## START Entries

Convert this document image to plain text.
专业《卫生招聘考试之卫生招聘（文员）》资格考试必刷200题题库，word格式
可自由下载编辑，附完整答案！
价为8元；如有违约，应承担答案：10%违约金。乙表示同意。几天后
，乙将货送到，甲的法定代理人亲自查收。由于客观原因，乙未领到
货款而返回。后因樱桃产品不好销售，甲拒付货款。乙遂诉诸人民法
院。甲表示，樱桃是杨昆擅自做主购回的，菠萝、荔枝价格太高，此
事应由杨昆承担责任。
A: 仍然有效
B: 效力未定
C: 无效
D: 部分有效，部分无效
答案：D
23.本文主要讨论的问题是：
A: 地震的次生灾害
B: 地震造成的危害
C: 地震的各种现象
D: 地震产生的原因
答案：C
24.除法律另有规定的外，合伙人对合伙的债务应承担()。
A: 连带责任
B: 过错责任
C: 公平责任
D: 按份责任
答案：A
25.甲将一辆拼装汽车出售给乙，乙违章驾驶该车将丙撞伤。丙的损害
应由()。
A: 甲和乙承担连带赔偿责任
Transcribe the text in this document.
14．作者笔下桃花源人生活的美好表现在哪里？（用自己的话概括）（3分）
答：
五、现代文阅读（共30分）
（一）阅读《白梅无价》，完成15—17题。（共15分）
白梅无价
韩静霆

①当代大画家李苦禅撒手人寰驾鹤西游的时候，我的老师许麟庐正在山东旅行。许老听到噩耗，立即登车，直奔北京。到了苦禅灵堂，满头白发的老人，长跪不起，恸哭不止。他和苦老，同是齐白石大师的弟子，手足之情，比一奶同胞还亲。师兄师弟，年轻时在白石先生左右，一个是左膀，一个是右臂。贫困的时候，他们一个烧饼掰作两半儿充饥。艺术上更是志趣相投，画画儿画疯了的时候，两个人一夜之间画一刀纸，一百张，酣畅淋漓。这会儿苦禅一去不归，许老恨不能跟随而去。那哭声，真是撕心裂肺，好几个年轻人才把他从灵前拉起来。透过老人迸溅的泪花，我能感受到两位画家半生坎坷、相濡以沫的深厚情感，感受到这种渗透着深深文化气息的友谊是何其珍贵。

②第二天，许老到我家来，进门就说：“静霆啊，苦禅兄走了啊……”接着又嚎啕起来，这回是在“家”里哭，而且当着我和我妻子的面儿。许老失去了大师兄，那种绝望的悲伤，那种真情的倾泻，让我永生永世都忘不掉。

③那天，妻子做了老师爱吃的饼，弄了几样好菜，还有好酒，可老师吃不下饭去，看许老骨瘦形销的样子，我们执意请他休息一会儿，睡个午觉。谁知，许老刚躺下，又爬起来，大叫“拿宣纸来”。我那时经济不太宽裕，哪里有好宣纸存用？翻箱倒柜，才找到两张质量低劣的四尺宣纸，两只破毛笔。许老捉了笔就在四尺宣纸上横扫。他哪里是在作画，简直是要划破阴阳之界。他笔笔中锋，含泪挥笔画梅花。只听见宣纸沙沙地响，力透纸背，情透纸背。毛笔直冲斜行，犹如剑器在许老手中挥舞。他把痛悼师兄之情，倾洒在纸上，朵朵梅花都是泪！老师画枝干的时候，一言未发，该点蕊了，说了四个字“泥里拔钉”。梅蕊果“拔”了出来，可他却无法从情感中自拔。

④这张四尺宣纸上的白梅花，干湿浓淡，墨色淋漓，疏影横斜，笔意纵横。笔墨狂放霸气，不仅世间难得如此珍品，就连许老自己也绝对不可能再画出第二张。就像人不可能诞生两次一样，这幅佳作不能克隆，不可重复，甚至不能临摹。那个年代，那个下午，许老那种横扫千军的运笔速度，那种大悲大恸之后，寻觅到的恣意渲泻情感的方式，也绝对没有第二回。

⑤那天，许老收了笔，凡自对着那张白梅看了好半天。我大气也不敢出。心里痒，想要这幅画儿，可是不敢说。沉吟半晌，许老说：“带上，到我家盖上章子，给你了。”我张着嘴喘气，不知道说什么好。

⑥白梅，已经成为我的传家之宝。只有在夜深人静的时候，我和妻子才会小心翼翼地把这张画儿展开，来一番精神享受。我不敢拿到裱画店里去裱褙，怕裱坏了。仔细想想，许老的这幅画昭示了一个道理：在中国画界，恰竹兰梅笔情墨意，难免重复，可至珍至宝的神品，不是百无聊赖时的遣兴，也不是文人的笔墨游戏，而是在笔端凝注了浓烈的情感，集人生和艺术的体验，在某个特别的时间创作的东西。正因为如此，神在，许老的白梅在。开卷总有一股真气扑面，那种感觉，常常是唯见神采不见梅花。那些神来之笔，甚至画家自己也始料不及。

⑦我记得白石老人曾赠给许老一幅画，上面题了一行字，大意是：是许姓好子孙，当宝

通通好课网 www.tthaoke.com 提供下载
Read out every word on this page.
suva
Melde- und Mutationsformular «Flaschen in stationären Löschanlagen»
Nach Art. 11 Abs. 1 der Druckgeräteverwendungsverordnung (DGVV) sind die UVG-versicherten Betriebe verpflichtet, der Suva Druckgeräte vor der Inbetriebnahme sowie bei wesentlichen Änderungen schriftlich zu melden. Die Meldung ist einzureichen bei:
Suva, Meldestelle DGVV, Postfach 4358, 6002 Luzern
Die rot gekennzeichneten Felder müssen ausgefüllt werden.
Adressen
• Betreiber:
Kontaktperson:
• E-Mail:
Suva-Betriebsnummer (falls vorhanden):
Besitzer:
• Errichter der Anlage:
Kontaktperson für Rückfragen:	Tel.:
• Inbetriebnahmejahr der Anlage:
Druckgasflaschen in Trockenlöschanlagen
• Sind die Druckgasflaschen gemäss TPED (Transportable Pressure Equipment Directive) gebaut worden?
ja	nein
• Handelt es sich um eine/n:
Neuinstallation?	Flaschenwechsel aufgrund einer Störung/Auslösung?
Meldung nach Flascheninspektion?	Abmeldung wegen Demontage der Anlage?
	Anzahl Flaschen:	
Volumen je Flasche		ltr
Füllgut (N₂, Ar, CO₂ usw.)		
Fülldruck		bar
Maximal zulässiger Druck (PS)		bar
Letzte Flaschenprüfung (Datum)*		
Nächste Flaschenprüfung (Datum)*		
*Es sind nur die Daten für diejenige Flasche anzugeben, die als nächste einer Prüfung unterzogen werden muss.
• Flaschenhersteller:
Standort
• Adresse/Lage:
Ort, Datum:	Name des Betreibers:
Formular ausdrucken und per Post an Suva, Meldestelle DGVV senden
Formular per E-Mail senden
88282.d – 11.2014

## END Entries

Objective – Scan the lines above for "werden", then copy every one that has it.

Answer in full –
Die rot gekennzeichneten Felder müssen ausgefüllt werden.
*Es sind nur die Daten für diejenige Flasche anzugeben, die als nächste einer Prüfung unterzogen werden muss.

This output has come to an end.